Records follow. Select each line holding "SDTVAR".

Dataset records on visual material:
^^^^^^^^

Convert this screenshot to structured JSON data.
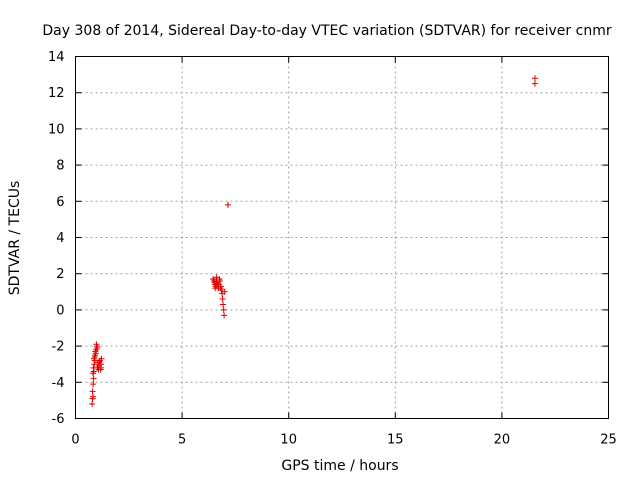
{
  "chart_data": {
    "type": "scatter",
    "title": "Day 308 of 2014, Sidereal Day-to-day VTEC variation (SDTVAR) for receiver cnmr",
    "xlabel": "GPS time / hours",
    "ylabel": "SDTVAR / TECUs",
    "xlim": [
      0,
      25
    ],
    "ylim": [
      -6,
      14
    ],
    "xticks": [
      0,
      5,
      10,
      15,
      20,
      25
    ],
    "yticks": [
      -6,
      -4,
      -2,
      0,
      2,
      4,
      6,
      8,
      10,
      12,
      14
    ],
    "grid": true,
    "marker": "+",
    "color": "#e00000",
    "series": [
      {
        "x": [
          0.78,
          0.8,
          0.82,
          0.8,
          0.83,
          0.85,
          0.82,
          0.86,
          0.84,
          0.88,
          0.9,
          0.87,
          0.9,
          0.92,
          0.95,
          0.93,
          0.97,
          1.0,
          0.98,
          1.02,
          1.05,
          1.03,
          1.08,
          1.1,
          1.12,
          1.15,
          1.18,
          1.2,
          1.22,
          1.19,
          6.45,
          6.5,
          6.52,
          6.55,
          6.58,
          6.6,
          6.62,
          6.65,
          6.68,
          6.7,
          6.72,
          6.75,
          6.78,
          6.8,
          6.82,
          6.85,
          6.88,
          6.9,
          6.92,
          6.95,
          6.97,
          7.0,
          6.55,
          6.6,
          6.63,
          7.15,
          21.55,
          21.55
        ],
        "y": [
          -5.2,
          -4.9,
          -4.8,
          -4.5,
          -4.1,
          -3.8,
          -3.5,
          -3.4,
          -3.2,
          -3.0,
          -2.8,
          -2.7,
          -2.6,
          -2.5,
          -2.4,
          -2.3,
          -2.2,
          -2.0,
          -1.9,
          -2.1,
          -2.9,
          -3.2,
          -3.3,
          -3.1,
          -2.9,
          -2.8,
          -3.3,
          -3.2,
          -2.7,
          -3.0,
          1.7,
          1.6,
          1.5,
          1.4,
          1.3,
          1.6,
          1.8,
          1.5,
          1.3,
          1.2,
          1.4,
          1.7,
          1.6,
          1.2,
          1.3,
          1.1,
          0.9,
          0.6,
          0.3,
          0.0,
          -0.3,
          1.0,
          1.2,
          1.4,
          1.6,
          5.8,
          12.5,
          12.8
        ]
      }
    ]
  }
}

^^^^^^^^

**Result below:**
    "title": "Day 308 of 2014, Sidereal Day-to-day VTEC variation (SDTVAR) for receiver cnmr",
    "ylabel": "SDTVAR / TECUs",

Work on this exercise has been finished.